▶ [Brief] Copy every line of the data that contains the string "Range".

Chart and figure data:
§ §

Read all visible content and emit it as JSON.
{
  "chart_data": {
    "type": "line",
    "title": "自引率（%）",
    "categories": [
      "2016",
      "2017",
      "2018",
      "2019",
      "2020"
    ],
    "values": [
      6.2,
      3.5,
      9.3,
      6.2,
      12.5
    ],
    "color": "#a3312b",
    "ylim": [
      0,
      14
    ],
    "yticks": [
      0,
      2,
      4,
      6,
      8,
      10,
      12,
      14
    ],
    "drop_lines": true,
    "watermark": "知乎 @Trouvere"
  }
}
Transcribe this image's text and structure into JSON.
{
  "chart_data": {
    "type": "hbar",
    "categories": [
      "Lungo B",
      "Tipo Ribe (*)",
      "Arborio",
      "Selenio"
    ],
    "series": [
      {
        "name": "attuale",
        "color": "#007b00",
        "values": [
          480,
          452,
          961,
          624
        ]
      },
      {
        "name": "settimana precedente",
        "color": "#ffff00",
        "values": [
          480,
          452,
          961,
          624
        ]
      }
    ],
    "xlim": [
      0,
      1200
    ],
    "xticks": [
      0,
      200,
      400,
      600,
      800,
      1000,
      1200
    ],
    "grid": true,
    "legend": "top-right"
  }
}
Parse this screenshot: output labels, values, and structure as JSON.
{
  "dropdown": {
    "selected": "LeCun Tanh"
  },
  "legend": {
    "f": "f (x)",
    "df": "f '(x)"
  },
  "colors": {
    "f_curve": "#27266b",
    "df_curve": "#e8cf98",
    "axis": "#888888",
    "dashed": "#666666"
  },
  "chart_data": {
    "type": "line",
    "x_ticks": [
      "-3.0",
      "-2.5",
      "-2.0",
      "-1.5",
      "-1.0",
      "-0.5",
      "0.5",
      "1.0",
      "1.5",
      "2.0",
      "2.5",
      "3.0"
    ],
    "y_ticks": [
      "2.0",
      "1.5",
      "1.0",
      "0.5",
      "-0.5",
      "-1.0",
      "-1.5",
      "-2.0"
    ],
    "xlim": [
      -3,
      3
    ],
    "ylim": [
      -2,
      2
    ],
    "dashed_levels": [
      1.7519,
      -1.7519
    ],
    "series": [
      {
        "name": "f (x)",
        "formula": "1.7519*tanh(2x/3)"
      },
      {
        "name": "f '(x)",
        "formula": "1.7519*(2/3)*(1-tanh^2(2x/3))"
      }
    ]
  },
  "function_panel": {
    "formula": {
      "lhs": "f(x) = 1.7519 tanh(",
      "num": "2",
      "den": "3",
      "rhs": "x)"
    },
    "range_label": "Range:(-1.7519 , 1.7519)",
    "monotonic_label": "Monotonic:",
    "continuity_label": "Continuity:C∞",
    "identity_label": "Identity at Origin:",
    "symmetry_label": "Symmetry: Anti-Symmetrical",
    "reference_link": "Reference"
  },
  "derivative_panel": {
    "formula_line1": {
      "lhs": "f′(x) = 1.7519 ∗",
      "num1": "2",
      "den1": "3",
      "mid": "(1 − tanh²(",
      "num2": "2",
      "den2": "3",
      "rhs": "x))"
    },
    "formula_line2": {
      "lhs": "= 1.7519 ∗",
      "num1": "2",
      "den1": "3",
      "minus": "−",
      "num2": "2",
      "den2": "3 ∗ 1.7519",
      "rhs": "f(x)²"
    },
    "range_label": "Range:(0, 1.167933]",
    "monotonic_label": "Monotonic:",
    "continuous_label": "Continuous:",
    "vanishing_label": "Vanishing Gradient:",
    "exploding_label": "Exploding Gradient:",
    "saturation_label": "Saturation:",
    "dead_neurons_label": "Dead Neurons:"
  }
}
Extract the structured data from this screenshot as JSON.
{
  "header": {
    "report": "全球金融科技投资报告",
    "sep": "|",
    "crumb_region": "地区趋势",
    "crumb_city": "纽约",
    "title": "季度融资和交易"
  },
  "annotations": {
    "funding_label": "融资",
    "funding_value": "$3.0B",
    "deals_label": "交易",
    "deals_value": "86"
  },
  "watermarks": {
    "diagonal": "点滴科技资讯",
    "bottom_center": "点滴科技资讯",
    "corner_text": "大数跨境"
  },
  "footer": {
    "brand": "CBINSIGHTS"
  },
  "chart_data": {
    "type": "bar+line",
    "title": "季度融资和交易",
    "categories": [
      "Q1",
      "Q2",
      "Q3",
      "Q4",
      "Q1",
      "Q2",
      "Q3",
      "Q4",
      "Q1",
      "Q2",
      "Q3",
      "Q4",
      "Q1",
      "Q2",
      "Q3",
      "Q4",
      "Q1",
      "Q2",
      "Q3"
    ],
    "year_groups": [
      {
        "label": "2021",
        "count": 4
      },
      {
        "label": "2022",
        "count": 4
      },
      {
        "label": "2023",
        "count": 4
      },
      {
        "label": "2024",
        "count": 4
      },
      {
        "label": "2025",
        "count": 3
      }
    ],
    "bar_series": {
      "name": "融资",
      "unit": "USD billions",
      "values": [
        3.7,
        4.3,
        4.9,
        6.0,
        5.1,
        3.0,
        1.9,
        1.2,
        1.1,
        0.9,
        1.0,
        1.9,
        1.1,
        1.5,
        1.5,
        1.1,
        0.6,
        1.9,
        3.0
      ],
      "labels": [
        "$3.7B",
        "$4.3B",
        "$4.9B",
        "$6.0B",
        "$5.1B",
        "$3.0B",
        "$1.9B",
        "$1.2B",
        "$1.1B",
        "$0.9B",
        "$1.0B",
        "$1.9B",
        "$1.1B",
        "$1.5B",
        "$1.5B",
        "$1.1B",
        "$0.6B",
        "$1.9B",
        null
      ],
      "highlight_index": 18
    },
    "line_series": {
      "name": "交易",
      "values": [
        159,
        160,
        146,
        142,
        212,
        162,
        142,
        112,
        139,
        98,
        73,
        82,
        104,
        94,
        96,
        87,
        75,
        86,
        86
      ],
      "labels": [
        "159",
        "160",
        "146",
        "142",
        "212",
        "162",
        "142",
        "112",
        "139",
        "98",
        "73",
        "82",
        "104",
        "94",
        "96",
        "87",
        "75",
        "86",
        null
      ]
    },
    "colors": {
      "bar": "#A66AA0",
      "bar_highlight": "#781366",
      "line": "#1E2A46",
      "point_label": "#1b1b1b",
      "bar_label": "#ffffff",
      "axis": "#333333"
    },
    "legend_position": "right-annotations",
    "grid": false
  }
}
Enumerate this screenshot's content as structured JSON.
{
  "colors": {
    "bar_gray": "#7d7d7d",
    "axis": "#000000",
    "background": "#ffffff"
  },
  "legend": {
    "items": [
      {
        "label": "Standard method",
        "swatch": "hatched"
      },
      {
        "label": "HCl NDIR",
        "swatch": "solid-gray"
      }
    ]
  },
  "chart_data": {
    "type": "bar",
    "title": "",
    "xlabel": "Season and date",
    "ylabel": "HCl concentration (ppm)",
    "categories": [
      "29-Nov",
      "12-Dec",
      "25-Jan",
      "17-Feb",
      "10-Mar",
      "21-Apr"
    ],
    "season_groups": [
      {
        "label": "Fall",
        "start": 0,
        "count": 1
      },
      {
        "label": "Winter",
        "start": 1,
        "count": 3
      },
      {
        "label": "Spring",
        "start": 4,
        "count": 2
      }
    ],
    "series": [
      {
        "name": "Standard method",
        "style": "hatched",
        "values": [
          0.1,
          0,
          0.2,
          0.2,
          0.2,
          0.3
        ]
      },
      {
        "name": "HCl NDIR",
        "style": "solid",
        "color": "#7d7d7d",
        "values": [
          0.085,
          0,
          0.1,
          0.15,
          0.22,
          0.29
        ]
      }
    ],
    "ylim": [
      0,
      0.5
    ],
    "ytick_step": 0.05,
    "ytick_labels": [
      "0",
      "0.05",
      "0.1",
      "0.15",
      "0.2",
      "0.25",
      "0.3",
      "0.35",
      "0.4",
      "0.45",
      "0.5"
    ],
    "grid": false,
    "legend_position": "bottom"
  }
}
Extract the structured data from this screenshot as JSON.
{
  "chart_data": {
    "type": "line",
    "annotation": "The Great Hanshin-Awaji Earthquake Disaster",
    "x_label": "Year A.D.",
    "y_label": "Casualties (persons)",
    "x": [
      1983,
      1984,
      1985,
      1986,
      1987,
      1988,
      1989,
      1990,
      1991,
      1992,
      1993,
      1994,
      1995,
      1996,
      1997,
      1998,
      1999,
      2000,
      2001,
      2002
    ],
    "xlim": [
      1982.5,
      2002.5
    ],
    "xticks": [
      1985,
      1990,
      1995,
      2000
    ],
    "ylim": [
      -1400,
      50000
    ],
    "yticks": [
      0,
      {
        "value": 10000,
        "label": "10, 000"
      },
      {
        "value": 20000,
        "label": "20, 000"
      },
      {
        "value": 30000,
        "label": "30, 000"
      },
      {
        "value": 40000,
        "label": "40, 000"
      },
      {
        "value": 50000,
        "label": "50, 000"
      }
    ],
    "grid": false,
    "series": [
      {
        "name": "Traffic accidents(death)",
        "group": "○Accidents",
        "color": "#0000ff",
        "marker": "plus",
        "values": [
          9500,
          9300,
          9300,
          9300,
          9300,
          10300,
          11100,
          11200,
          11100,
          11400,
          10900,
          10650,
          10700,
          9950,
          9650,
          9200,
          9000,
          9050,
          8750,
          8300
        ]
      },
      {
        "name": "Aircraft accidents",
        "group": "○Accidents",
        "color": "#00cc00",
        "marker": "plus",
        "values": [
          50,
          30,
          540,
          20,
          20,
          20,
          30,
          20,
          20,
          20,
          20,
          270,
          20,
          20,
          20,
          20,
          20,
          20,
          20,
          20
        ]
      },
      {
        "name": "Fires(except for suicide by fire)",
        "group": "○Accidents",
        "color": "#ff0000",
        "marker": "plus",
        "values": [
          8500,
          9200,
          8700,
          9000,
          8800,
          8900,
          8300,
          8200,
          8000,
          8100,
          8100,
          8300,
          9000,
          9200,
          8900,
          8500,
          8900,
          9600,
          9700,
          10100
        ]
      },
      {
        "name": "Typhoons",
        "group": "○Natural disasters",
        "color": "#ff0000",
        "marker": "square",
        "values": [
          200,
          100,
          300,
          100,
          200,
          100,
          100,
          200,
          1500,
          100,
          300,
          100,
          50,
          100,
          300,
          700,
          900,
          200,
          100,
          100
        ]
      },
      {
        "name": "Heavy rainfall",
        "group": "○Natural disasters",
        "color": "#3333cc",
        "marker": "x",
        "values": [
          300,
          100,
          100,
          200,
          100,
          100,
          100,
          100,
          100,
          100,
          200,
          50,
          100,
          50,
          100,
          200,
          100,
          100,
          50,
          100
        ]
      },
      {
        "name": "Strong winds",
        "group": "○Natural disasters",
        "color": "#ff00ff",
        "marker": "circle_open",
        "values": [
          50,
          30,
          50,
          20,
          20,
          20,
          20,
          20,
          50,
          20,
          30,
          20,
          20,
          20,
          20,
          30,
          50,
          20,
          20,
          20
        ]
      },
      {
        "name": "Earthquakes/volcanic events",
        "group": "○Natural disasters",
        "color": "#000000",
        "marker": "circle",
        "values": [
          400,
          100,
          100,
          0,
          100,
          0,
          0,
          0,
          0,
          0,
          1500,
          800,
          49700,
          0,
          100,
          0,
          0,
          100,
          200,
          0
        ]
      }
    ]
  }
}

§ §

▶ [Solution for this task]
    "range_label": "Range:(-1.7519 , 1.7519)",
    "range_label": "Range:(0, 1.167933]",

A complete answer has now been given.